— Exercise —
Every line below that has the word "Furthermore" counts once; report how many lines that makes, with no other words.

[Document page transcript entries]
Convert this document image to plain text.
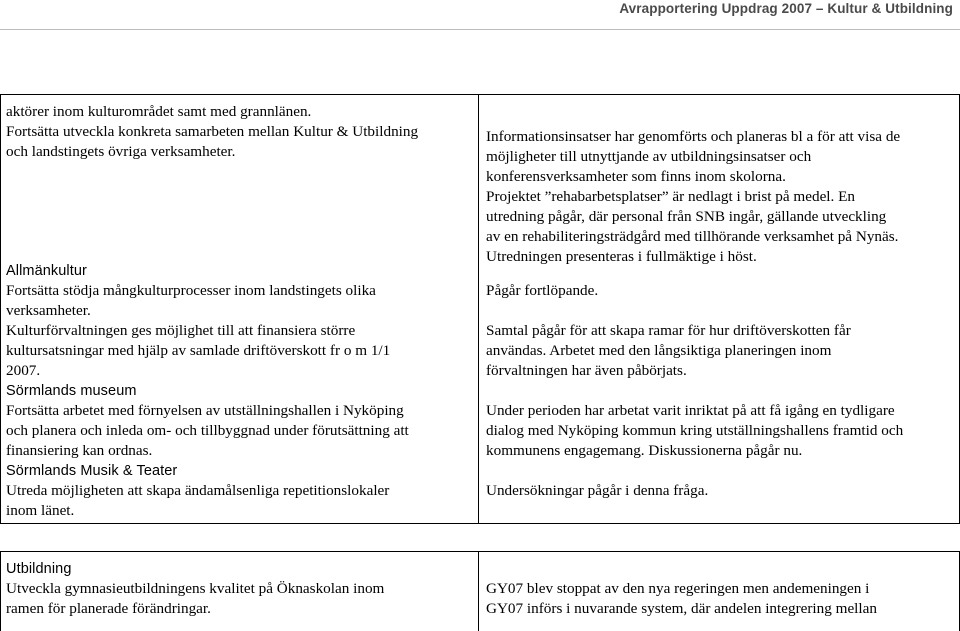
Avrapportering Uppdrag 2007 – Kultur & Utbildning
aktörer inom kulturområdet samt med grannlänen.
Fortsätta utveckla konkreta samarbeten mellan Kultur & Utbildning
och landstingets övriga verksamheter.
Informationsinsatser har genomförts och planeras bl a för att visa de
möjligheter till utnyttjande av utbildningsinsatser och
konferensverksamheter som finns inom skolorna.
Projektet ”rehabarbetsplatser” är nedlagt i brist på medel. En
utredning pågår, där personal från SNB ingår, gällande utveckling
av en rehabiliteringsträdgård med tillhörande verksamhet på Nynäs.
Utredningen presenteras i fullmäktige i höst.
Allmänkultur
Fortsätta stödja mångkulturprocesser inom landstingets olika
verksamheter.
Kulturförvaltningen ges möjlighet till att finansiera större
kultursatsningar med hjälp av samlade driftöverskott fr o m 1/1
2007.
Sörmlands museum
Fortsätta arbetet med förnyelsen av utställningshallen i Nyköping
och planera och inleda om- och tillbyggnad under förutsättning att
finansiering kan ordnas.
Sörmlands Musik & Teater
Utreda möjligheten att skapa ändamålsenliga repetitionslokaler
inom länet.
Pågår fortlöpande.
Samtal pågår för att skapa ramar för hur driftöverskotten får
användas. Arbetet med den långsiktiga planeringen inom
förvaltningen har även påbörjats.
Under perioden har arbetat varit inriktat på att få igång en tydligare
dialog med Nyköping kommun kring utställningshallens framtid och
kommunens engagemang. Diskussionerna pågår nu.
Undersökningar pågår i denna fråga.
Utbildning
Utveckla gymnasieutbildningens kvalitet på Öknaskolan inom
ramen för planerade förändringar.
GY07 blev stoppat av den nya regeringen men andemeningen i
GY07 införs i nuvarande system, där andelen integrering mellan
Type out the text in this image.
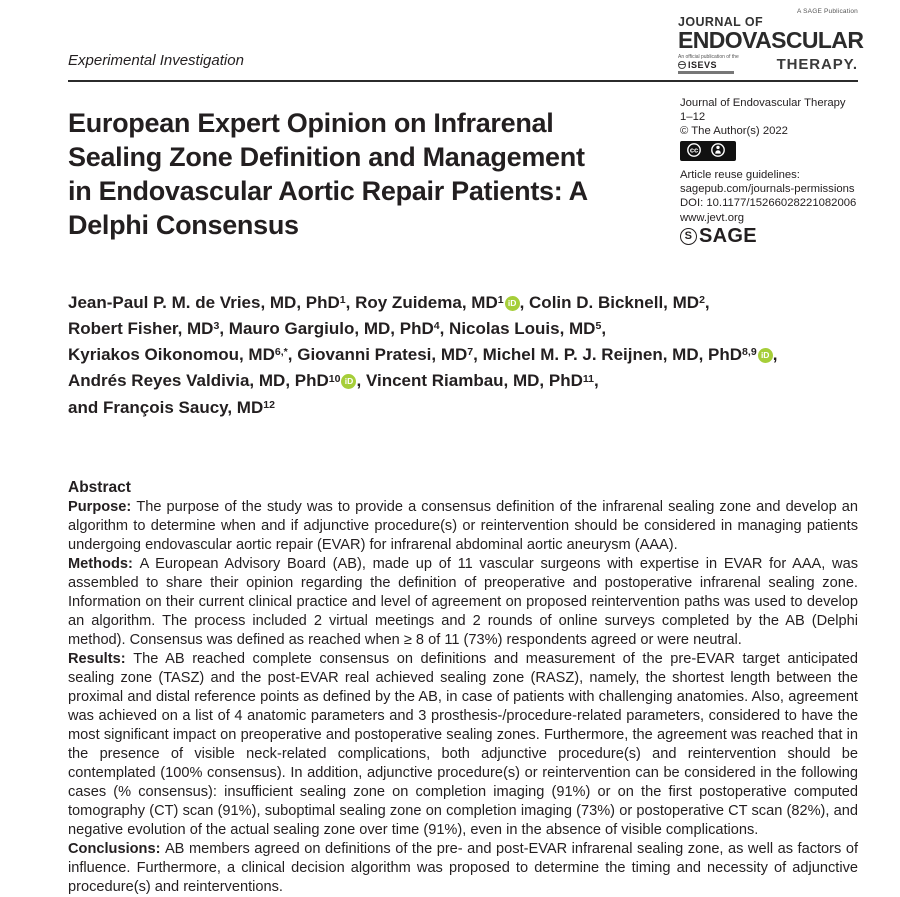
Experimental Investigation
A SAGE Publication
JOURNAL OF
ENDOVASCULAR
An official publication of the
ISEVS	THERAPY.
European Expert Opinion on Infrarenal
Sealing Zone Definition and Management
in Endovascular Aortic Repair Patients: A
Delphi Consensus
Journal of Endovascular Therapy
1–12
© The Author(s) 2022
cc
Article reuse guidelines:
sagepub.com/journals-permissions
DOI: 10.1177/15266028221082006
www.jevt.org
S SAGE
Jean-Paul P. M. de Vries, MD, PhD$^1$, Roy Zuidema, $MD^1$ iD , Colin D. Bicknell, $MD^2$,
Robert Fisher, $MD^3$, Mauro Gargiulo, MD, PhD$^4$, Nicolas Louis, $MD^5$,
Kyriakos Oikonomou, $MD^{6,*}$, Giovanni Pratesi, $MD^7$, Michel M. P. J. Reijnen, MD, PhD$^{8,9}$ iD ,
Andrés Reyes Valdivia, MD, PhD$^{10}$ iD , Vincent Riambau, MD, PhD$^{11}$,
and François Saucy, MD$^{12}$
Abstract

Purpose: The purpose of the study was to provide a consensus definition of the infrarenal sealing zone and develop an algorithm to determine when and if adjunctive procedure(s) or reintervention should be considered in managing patients undergoing endovascular aortic repair (EVAR) for infrarenal abdominal aortic aneurysm (AAA).

Methods: A European Advisory Board (AB), made up of 11 vascular surgeons with expertise in EVAR for AAA, was assembled to share their opinion regarding the definition of preoperative and postoperative infrarenal sealing zone. Information on their current clinical practice and level of agreement on proposed reintervention paths was used to develop an algorithm. The process included 2 virtual meetings and 2 rounds of online surveys completed by the AB (Delphi method). Consensus was defined as reached when ≥ 8 of 11 (73%) respondents agreed or were neutral.

Results: The AB reached complete consensus on definitions and measurement of the pre-EVAR target anticipated sealing zone (TASZ) and the post-EVAR real achieved sealing zone (RASZ), namely, the shortest length between the proximal and distal reference points as defined by the AB, in case of patients with challenging anatomies. Also, agreement was achieved on a list of 4 anatomic parameters and 3 prosthesis-/procedure-related parameters, considered to have the most significant impact on preoperative and postoperative sealing zones. Furthermore, the agreement was reached that in the presence of visible neck-related complications, both adjunctive procedure(s) and reintervention should be contemplated (100% consensus). In addition, adjunctive procedure(s) or reintervention can be considered in the following cases (% consensus): insufficient sealing zone on completion imaging (91%) or on the first postoperative computed tomography (CT) scan (91%), suboptimal sealing zone on completion imaging (73%) or postoperative CT scan (82%), and negative evolution of the actual sealing zone over time (91%), even in the absence of visible complications.

Conclusions: AB members agreed on definitions of the pre- and post-EVAR infrarenal sealing zone, as well as factors of influence. Furthermore, a clinical decision algorithm was proposed to determine the timing and necessity of adjunctive procedure(s) and reinterventions.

— Exercise solution —
2